> [Cuplikan Teks]:
####################
Contohnya dalam putusan pengadilan, maka akan tercantum kepala putusan yang berbunyi "Demi keadilan berdasarkan ketuhanan yang maha esa" hal ini menandakan bahwa putusan tersebut dipertanggungjawabkan oleh hakim terutama dan pertama kepada Tuhan, kemudian putusan tersebut juga dipertanggungjawabkan kepada masyarakat dan juga kepada hukum, yakni apakah putusan tersebut telah sesuai dengan rasa keadilan masyarakat dan hukum yang berlaku atau tidak.

Hubungan Demokrasi, Nomokrasi dan Teokrasi.

Ada adagium yang mengatakan "Tanpa hukum demokrasi akan liar dan menimbulkan anarki, sedangkan tanpa demokrasi hukum akan menjadi zalim serta sewenang-wenang"
####################
> [Daftar Tugas]:
**1.** Apakah pernyataan berikut sesuai dengan teks tentang hukum dan demokrasi? Jawab ya atau tidak untuk masing-masing, disertai kutipan persis kata-kata teks yang menentukannya.
(a) Hakim mempertanggungjawabkan putusan pengadilan pertama-tama kepada Tuhan.
(b) Menurut adagium dalam teks, tanpa demokrasi hukum akan menjadi liar.
(c) Kepala putusan pengadilan berbunyi "Demi keadilan berdasarkan ketuhanan yang maha esa".
**2.** Salin ulang tanpa perubahan bagian teks tentang hukum dan demokrasi yang dibuka dengan kata-kata yang memuat "Contohnya dalam putusan" dan ditutup dengan "berlaku atau tidak.".

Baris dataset
####################
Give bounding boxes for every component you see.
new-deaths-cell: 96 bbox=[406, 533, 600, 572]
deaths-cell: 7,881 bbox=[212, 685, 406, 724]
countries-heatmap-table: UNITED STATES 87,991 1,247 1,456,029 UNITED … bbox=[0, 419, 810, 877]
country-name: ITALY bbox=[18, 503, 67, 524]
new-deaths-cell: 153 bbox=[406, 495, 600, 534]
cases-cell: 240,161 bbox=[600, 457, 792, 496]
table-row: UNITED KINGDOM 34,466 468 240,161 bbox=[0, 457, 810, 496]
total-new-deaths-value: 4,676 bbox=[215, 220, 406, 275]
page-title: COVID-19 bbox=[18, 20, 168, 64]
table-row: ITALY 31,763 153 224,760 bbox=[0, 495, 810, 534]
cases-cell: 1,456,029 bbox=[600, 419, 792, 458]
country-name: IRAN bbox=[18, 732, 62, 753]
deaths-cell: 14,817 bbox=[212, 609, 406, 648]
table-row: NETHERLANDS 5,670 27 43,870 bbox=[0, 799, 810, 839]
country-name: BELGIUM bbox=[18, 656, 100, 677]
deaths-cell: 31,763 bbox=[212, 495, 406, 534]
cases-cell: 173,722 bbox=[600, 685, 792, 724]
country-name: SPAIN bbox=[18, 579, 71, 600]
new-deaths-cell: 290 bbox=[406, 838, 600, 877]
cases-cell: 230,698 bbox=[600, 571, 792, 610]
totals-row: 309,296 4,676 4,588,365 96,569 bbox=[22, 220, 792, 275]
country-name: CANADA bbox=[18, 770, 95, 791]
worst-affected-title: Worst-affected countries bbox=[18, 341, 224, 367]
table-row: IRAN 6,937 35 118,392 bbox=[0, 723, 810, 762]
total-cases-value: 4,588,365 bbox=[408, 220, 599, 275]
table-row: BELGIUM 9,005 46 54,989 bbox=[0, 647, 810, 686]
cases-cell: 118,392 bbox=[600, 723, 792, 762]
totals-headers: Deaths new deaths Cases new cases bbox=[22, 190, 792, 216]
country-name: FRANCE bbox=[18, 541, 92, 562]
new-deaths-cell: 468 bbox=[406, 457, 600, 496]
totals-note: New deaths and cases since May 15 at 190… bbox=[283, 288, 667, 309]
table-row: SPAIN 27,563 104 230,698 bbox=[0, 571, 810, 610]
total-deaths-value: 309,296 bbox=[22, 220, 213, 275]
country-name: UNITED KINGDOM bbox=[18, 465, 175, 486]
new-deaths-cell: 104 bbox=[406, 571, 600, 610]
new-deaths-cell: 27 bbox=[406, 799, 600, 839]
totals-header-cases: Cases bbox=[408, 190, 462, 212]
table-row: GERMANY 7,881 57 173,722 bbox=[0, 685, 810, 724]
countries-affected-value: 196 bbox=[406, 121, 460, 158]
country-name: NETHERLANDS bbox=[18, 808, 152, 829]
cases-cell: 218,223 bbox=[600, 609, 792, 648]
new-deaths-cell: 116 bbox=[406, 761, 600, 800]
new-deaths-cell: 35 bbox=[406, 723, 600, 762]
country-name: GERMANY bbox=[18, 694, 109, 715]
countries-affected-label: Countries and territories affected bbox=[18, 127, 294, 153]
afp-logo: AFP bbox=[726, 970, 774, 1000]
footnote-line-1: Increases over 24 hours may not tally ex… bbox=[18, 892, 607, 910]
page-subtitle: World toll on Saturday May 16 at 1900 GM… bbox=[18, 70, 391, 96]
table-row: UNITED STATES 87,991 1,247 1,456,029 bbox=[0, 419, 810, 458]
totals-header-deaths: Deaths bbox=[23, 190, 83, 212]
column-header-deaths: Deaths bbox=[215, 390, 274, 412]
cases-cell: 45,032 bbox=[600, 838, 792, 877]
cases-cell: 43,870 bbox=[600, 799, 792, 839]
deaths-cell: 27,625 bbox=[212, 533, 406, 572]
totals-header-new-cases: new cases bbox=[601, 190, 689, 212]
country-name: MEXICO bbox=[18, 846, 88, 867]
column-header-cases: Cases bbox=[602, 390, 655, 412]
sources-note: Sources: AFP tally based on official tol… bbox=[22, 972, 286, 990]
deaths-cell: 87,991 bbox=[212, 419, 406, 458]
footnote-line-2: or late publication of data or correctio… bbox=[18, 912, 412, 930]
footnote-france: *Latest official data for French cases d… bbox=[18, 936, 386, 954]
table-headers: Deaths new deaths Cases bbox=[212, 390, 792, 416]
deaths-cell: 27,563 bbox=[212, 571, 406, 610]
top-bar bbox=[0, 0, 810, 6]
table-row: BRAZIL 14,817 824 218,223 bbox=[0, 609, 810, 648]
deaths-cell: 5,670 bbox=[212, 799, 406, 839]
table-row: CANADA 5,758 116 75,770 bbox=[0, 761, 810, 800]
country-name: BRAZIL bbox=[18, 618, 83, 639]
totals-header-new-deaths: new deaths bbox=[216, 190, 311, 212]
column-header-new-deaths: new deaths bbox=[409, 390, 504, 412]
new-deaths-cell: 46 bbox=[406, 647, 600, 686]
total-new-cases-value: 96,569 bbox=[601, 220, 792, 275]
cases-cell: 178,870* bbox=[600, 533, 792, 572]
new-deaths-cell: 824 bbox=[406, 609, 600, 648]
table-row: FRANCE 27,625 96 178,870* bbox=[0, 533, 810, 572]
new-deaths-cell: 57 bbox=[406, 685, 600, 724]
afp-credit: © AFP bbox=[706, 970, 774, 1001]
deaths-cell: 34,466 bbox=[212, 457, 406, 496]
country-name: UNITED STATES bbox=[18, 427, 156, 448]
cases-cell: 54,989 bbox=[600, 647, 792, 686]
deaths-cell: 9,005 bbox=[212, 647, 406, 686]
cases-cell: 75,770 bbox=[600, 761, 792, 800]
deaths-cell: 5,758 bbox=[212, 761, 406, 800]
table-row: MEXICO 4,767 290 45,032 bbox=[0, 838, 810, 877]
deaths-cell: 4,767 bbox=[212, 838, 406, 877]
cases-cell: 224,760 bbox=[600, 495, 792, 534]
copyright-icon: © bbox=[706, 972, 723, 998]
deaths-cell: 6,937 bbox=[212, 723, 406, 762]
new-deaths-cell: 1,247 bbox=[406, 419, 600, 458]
####################
> [Jawaban Tiap Tugas]:
**1.**
(a) Ya: "dipertanggungjawabkan oleh hakim terutama dan pertama kepada Tuhan"
(b) Tidak: "tanpa demokrasi hukum akan menjadi zalim serta sewenang-wenang"
(c) Ya: "tercantum kepala putusan yang berbunyi "Demi keadilan berdasarkan ketuhanan yang maha esa""

**2.**
Contohnya dalam putusan pengadilan, maka akan tercantum kepala putusan yang berbunyi "Demi keadilan berdasarkan ketuhanan yang maha esa" hal ini menandakan bahwa putusan tersebut dipertanggungjawabkan oleh hakim terutama dan pertama kepada Tuhan, kemudian putusan tersebut juga dipertanggungjawabkan kepada masyarakat dan juga kepada hukum, yakni apakah putusan tersebut telah sesuai dengan rasa keadilan masyarakat dan hukum yang berlaku atau tidak.